Stated goal
Locate every line that holds the string "content" and copy it.

Material for this exercise

══════

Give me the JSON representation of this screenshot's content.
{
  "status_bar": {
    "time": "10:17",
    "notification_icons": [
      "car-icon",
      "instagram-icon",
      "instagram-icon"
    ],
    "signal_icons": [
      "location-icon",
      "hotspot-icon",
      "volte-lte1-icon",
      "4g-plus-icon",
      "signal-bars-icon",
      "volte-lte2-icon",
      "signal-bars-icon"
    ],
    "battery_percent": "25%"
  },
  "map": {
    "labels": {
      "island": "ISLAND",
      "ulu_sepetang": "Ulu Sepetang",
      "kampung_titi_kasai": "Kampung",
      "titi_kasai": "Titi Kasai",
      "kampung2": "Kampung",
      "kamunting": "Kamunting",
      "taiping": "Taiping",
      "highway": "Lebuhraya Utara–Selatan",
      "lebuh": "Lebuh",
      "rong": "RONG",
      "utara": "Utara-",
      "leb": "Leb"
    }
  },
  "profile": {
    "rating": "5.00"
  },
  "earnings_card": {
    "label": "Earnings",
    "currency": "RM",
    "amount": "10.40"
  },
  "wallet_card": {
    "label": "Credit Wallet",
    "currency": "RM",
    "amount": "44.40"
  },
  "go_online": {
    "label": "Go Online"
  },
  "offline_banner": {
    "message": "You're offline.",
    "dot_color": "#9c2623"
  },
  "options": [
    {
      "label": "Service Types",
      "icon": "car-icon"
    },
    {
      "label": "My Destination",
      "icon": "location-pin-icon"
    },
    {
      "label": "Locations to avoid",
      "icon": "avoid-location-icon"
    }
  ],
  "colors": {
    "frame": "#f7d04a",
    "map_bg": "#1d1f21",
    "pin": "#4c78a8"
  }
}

══════

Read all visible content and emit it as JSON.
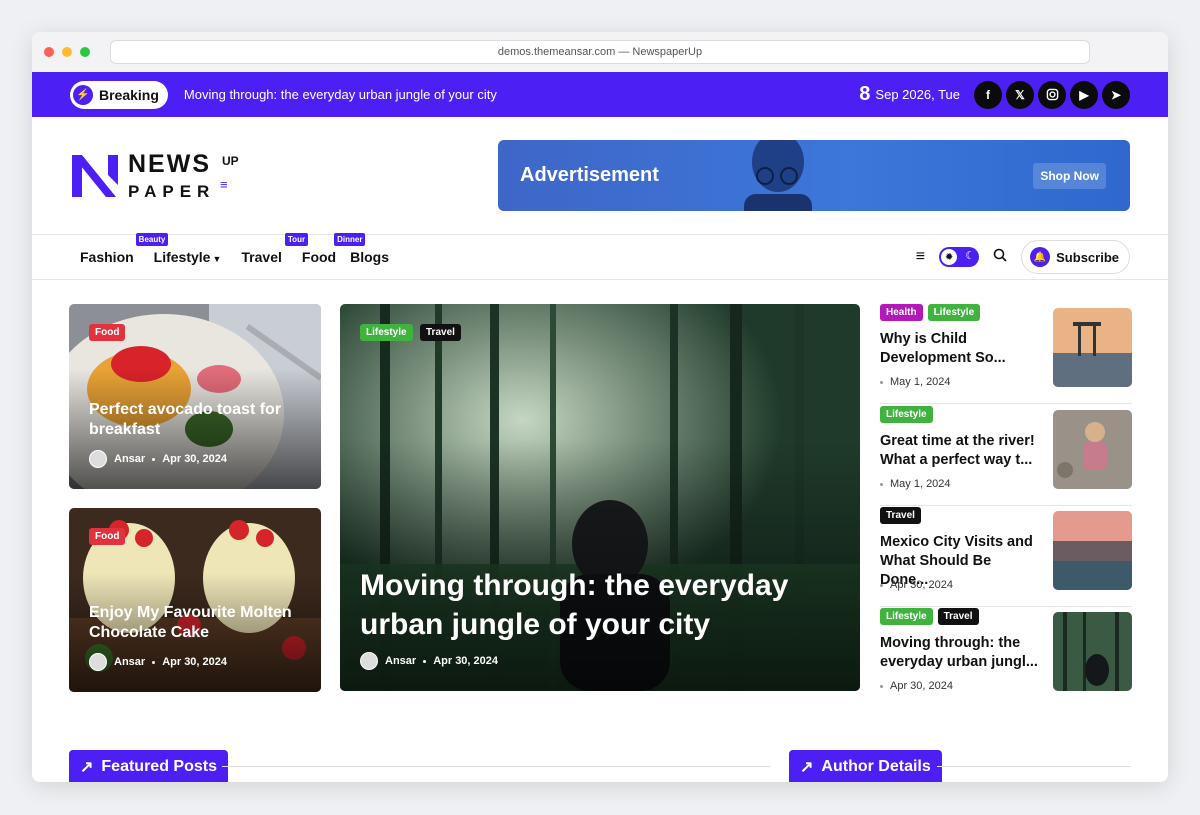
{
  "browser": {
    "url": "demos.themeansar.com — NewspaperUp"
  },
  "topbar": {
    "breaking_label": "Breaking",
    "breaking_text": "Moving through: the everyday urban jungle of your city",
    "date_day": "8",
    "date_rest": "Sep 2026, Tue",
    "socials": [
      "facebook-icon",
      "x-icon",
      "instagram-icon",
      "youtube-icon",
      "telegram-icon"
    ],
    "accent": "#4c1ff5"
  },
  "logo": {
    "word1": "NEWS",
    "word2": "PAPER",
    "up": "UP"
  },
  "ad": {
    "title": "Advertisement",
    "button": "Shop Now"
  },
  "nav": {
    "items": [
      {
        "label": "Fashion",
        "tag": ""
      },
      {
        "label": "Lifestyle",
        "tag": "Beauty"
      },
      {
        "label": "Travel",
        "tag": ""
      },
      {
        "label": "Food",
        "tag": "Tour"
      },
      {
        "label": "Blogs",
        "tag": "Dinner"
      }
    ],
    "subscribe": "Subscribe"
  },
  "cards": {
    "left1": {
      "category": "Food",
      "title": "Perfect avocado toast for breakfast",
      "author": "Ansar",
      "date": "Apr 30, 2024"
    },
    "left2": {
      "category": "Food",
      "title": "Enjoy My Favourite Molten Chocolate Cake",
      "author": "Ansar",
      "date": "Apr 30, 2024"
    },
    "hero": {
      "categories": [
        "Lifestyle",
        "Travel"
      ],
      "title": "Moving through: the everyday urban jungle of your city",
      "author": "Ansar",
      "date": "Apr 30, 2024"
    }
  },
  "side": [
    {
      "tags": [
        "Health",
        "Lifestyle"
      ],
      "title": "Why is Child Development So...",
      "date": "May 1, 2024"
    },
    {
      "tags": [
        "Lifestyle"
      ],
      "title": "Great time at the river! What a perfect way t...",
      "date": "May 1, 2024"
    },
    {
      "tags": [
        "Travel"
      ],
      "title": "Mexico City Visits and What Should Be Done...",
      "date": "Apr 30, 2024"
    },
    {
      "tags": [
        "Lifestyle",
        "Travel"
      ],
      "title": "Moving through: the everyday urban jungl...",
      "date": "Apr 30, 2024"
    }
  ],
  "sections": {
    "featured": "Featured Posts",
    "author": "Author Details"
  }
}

══════

Solution for this task
Give me the JSON representation of this screenshot's content.
Read all visible content and emit it as JSON.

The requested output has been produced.